> _PROBLEM DETAILS_
Quote the records that follow in full, leaving the pictures out.

> _DATA ROWS_
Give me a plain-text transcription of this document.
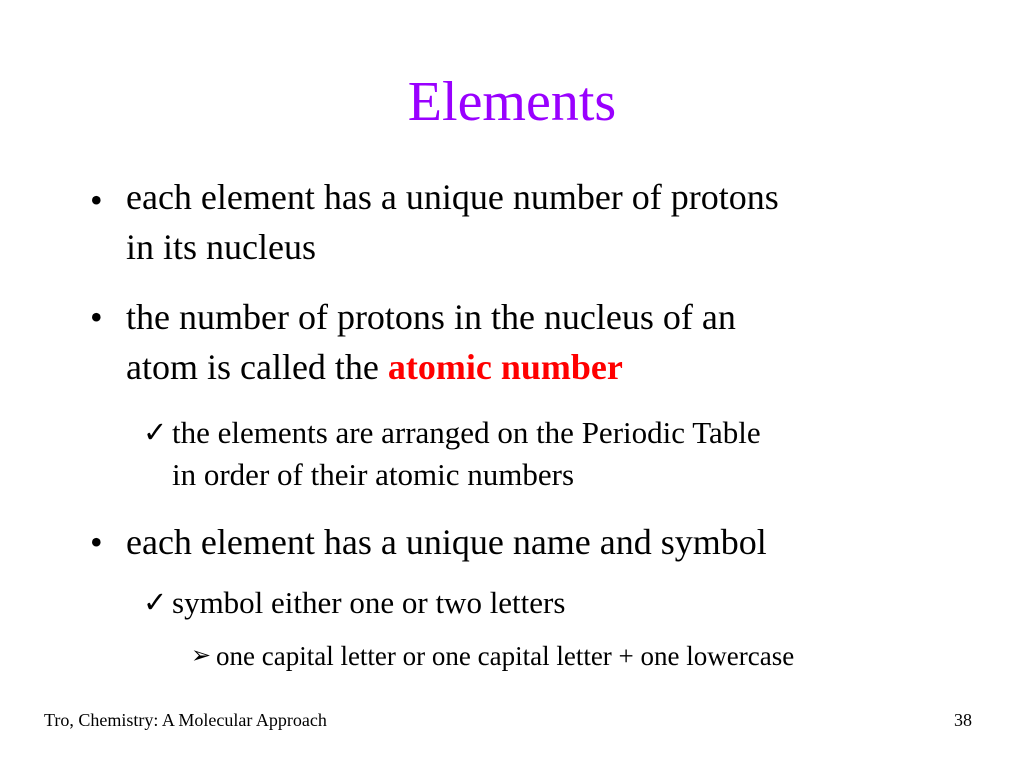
Elements
• each element has a unique number of protons
in its nucleus
• the number of protons in the nucleus of an
atom is called the atomic number
✓ the elements are arranged on the Periodic Table
in order of their atomic numbers
• each element has a unique name and symbol
✓ symbol either one or two letters
➢ one capital letter or one capital letter + one lowercase
Tro, Chemistry: A Molecular Approach	38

> _RESULT BELOW_
Give me a plain-text transcription of this document.
Elements
• each element has a unique number of protons
in its nucleus
• the number of protons in the nucleus of an
atom is called the atomic number
✓ the elements are arranged on the Periodic Table
in order of their atomic numbers
• each element has a unique name and symbol
✓ symbol either one or two letters
➢ one capital letter or one capital letter + one lowercase
Tro, Chemistry: A Molecular Approach	38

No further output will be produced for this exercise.